── Available data ──

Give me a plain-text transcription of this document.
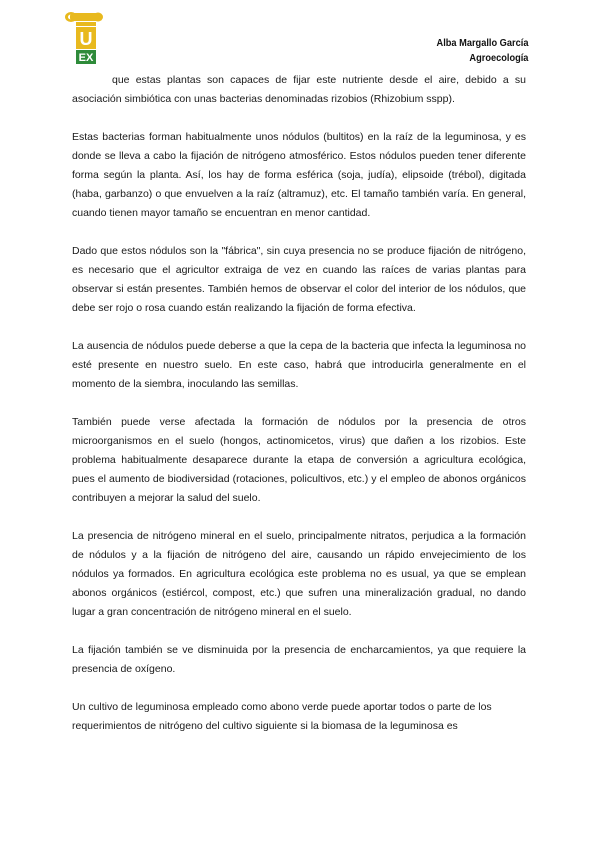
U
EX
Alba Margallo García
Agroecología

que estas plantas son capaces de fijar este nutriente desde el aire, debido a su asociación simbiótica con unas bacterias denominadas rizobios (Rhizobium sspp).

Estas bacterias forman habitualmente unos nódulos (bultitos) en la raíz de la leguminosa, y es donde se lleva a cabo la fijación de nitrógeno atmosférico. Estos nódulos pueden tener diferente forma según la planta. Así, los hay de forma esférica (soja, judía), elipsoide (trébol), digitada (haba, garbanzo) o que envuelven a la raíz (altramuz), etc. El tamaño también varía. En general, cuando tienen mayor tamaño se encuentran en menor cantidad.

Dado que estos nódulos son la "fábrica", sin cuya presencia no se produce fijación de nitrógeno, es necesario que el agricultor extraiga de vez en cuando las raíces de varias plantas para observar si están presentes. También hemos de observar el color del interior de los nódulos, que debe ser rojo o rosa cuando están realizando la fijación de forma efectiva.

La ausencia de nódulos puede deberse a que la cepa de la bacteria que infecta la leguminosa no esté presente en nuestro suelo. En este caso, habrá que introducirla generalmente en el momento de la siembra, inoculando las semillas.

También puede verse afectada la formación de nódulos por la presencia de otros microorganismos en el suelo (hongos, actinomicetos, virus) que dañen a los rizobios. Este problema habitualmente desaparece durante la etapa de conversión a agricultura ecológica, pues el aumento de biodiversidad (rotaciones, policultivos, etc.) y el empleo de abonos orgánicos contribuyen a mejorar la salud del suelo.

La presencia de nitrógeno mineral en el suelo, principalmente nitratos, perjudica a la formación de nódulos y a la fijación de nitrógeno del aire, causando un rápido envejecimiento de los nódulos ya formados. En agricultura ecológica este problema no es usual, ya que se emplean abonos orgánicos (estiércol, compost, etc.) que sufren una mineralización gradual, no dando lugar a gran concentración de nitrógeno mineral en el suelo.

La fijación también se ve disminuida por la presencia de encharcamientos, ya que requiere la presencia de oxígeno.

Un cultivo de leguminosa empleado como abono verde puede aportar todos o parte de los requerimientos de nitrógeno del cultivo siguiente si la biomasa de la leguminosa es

───
── Available data ──

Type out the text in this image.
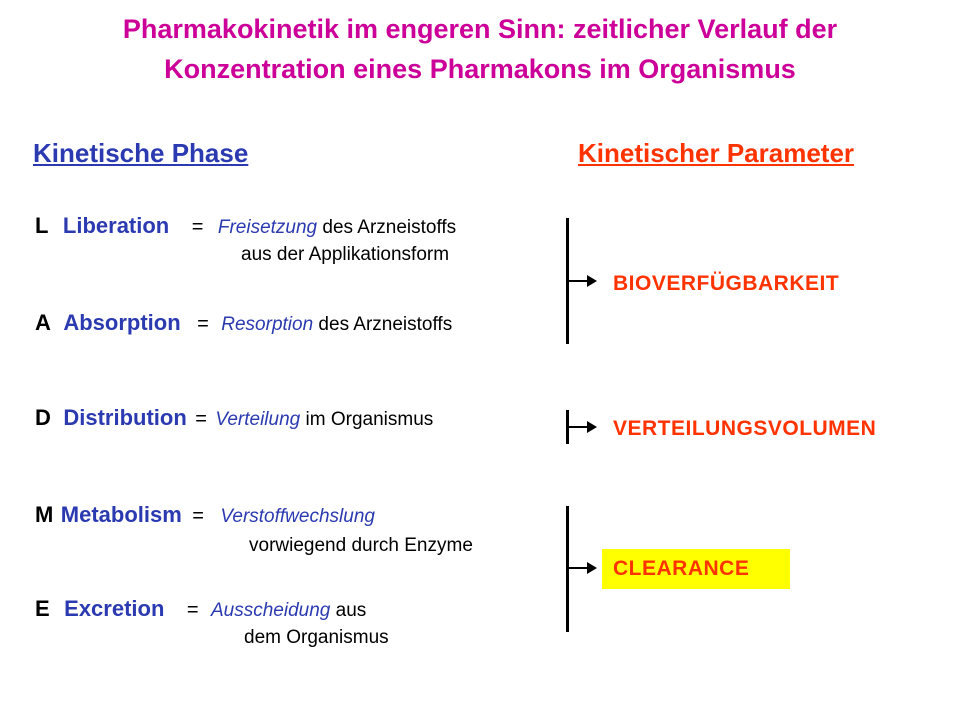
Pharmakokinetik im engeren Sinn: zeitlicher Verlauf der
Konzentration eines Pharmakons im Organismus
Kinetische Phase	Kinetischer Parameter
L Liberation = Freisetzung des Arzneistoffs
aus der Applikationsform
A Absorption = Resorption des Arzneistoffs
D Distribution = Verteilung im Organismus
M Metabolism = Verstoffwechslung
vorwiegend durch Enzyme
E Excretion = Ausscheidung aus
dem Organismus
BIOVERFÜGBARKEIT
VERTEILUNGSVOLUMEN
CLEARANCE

───
── Available data ──

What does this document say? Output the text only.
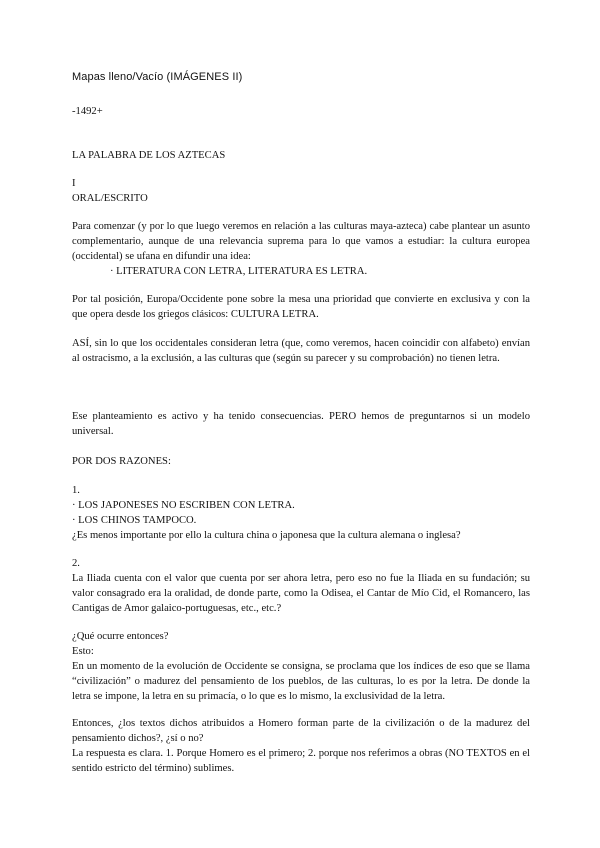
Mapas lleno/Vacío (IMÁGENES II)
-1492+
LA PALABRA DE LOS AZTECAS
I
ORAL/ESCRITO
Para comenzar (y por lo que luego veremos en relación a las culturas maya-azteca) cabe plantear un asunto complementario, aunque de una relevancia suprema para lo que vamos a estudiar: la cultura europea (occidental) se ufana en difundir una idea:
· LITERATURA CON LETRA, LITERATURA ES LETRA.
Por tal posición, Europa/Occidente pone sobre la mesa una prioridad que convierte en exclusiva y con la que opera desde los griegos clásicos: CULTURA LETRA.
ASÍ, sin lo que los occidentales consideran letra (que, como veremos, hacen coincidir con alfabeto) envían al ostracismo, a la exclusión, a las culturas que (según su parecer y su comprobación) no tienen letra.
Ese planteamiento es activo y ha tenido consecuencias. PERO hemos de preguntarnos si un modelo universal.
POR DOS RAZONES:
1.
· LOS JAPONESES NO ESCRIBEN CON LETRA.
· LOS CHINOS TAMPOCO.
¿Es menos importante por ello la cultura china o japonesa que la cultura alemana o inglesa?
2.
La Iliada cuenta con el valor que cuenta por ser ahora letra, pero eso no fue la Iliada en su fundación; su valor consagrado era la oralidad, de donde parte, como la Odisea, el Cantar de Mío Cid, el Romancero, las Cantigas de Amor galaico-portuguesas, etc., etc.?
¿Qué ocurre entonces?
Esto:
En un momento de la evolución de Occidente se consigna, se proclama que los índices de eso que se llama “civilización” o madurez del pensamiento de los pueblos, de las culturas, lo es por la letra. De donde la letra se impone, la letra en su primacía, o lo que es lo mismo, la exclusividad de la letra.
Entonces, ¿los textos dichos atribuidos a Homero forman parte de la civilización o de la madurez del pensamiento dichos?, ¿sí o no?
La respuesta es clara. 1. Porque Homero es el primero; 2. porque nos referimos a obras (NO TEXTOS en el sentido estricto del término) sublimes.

───

## Problem to work on
Give the number of lines above that contain "aire", and nothing more.

## Solution
2